Data records:
******************************
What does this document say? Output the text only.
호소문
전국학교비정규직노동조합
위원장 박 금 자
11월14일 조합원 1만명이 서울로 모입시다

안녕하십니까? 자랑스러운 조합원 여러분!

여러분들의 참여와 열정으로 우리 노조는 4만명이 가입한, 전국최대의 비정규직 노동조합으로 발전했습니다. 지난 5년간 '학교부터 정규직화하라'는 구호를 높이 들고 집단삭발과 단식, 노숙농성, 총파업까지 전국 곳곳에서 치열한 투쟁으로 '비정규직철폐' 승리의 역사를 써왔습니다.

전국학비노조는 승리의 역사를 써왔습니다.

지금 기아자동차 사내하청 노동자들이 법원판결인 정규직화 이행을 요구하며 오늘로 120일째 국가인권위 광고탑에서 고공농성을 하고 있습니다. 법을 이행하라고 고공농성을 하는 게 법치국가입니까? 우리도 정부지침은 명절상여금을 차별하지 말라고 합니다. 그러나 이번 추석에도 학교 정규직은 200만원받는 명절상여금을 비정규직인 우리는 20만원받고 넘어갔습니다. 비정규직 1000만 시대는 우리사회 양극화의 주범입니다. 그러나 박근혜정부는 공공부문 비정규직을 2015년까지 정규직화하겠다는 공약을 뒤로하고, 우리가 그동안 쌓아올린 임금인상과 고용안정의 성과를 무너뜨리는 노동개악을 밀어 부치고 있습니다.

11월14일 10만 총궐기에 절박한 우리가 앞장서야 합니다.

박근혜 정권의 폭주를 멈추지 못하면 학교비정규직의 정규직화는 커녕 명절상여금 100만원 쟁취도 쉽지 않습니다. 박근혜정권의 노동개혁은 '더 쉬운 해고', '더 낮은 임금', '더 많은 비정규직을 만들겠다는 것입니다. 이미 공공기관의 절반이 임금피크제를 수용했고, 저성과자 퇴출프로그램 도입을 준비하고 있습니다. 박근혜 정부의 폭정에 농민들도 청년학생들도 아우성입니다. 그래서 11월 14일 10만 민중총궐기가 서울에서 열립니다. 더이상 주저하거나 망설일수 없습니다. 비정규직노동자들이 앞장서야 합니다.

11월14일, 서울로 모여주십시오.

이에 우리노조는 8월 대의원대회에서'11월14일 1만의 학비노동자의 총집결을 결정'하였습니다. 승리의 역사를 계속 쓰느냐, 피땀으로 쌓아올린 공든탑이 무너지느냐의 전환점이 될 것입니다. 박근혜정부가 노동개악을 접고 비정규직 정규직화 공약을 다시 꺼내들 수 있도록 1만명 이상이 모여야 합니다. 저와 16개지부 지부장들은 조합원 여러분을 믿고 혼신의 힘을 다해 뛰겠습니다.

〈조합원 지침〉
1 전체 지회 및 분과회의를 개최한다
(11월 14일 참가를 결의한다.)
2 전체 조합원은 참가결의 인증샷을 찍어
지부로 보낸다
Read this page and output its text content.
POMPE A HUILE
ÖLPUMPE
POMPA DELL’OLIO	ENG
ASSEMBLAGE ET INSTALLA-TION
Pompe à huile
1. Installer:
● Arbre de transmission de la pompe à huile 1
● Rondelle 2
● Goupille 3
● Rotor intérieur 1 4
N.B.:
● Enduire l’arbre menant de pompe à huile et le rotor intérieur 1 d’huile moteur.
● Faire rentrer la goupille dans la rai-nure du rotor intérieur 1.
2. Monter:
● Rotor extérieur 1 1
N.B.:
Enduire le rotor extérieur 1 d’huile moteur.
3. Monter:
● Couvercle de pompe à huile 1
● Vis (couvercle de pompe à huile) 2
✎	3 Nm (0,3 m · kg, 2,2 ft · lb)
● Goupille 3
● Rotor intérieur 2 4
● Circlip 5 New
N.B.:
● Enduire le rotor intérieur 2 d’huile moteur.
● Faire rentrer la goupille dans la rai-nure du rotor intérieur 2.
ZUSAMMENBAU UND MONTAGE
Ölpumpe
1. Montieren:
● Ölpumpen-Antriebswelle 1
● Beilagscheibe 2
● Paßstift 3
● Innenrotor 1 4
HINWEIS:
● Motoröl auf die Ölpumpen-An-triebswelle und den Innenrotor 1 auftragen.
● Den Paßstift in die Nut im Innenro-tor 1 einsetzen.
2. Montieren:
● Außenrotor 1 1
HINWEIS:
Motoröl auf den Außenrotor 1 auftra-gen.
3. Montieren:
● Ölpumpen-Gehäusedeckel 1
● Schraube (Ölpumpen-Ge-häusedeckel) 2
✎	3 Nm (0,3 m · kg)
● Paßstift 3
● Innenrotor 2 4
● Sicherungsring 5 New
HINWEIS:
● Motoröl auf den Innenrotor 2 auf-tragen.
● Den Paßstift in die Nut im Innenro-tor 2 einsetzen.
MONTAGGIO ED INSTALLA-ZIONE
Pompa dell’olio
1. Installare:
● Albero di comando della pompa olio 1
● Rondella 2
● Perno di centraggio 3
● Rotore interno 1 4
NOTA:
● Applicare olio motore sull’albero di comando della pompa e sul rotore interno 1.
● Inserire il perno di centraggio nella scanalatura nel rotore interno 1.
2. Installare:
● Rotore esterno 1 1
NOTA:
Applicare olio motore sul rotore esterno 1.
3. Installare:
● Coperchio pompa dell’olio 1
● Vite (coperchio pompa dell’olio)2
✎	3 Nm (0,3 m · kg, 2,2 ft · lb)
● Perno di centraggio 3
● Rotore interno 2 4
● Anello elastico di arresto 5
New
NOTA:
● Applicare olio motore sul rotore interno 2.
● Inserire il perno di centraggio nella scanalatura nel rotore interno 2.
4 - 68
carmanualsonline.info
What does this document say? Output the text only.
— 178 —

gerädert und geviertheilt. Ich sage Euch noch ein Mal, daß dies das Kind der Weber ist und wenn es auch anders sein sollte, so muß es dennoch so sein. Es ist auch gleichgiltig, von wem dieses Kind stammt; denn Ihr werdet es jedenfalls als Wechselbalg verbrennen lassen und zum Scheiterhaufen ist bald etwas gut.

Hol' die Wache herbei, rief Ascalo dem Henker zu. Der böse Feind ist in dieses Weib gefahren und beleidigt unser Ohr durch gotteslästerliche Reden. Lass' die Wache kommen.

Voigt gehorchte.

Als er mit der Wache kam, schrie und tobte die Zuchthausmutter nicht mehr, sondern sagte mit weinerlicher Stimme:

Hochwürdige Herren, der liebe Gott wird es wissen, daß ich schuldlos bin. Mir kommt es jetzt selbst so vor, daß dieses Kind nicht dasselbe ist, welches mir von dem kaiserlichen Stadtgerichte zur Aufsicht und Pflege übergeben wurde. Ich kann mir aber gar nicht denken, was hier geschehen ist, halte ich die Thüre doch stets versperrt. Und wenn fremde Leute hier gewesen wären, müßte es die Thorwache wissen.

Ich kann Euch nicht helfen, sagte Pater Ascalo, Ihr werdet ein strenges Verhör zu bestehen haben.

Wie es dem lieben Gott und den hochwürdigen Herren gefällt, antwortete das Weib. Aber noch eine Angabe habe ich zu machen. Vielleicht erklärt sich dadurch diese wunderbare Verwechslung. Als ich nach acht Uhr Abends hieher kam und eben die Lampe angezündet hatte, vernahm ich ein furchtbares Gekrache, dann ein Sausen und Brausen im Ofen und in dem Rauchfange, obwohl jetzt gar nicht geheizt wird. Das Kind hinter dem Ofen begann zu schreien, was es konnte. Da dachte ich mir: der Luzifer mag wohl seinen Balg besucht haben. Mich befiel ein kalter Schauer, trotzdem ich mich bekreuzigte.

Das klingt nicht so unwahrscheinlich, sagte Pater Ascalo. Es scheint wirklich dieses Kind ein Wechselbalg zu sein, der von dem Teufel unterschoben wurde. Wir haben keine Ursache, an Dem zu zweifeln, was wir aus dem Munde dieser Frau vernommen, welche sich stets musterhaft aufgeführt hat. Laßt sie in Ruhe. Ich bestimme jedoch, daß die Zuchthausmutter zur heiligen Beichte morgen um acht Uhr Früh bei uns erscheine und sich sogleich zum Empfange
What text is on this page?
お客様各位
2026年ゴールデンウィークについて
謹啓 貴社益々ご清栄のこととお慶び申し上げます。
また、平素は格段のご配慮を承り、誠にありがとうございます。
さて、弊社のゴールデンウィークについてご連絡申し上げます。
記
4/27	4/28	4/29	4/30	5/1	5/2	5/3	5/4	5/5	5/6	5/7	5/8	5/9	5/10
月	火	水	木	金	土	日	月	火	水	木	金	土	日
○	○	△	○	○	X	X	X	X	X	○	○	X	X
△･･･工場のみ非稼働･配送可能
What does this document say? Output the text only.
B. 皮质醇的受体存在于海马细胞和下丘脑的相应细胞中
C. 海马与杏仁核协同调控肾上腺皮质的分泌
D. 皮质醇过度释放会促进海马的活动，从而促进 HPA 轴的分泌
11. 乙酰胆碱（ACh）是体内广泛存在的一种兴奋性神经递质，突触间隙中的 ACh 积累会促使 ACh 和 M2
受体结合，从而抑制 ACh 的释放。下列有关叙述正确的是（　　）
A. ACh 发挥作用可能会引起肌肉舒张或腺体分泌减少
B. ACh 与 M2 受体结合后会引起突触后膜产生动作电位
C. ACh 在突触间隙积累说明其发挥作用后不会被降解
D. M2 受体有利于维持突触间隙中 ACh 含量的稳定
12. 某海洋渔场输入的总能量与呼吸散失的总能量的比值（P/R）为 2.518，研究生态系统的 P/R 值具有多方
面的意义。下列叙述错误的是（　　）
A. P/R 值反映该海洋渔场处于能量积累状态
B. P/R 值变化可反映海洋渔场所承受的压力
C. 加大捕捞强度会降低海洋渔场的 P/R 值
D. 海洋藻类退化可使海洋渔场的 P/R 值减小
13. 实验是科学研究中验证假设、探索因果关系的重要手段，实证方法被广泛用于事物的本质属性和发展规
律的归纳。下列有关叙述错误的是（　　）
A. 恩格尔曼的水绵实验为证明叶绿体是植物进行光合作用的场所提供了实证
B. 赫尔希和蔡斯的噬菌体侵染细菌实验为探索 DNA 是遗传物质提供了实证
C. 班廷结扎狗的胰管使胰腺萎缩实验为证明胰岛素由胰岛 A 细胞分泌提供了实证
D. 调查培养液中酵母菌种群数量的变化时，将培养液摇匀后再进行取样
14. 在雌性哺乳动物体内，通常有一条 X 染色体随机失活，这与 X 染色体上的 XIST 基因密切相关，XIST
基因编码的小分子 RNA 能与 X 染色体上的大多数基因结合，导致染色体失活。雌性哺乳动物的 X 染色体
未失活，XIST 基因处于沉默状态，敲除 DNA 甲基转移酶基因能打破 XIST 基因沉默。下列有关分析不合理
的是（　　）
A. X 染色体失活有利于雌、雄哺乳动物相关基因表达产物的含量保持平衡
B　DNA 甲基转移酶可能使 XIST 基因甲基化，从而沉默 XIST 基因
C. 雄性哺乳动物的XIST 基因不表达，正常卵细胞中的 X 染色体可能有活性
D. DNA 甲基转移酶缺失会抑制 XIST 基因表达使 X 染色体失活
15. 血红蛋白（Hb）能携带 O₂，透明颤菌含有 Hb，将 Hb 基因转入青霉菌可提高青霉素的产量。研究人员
******************************
The answer is a single number: how many lines include the word "Installare"?

3